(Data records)
════════

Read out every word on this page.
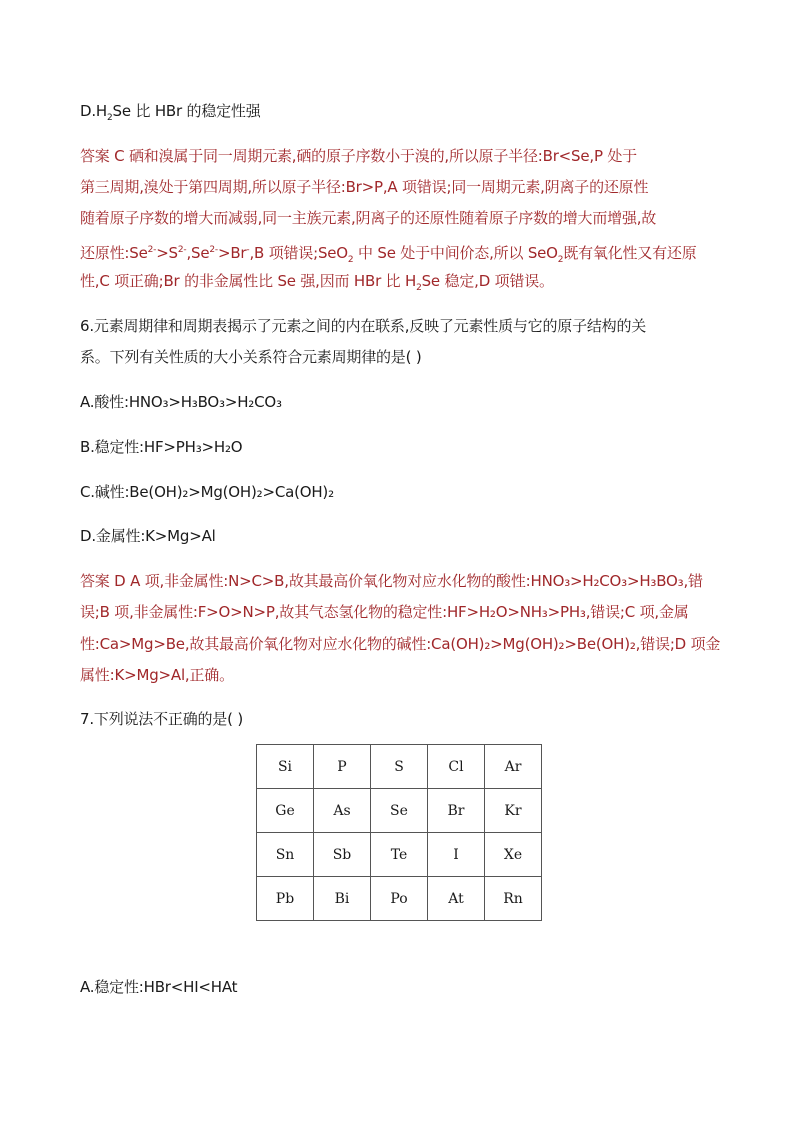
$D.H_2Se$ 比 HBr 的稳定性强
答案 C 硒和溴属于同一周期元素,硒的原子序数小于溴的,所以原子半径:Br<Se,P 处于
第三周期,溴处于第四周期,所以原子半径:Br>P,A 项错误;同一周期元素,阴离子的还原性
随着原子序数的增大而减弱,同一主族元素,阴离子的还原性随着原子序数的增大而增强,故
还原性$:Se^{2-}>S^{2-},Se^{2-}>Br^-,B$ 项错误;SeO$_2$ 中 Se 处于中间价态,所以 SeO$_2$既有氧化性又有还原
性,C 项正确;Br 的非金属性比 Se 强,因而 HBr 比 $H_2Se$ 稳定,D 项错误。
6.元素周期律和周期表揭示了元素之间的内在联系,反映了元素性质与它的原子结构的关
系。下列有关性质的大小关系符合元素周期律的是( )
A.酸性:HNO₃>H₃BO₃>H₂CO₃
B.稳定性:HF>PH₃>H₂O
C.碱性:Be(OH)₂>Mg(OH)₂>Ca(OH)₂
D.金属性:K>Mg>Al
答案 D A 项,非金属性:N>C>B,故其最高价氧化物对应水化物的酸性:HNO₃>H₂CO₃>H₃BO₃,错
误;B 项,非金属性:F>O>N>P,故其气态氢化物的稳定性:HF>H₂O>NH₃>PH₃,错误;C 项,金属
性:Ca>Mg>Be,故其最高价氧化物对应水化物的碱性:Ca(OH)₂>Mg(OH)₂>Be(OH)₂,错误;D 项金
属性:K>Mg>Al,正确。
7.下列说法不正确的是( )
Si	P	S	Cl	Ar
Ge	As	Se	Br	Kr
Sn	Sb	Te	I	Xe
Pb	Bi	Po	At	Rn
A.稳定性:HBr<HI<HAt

════════

DIRECTIVE — Extract every line above that contains the word "H₂CO₃".

ANSWER FOR THE TASK —
A.酸性:HNO₃>H₃BO₃>H₂CO₃
答案 D A 项,非金属性:N>C>B,故其最高价氧化物对应水化物的酸性:HNO₃>H₂CO₃>H₃BO₃,错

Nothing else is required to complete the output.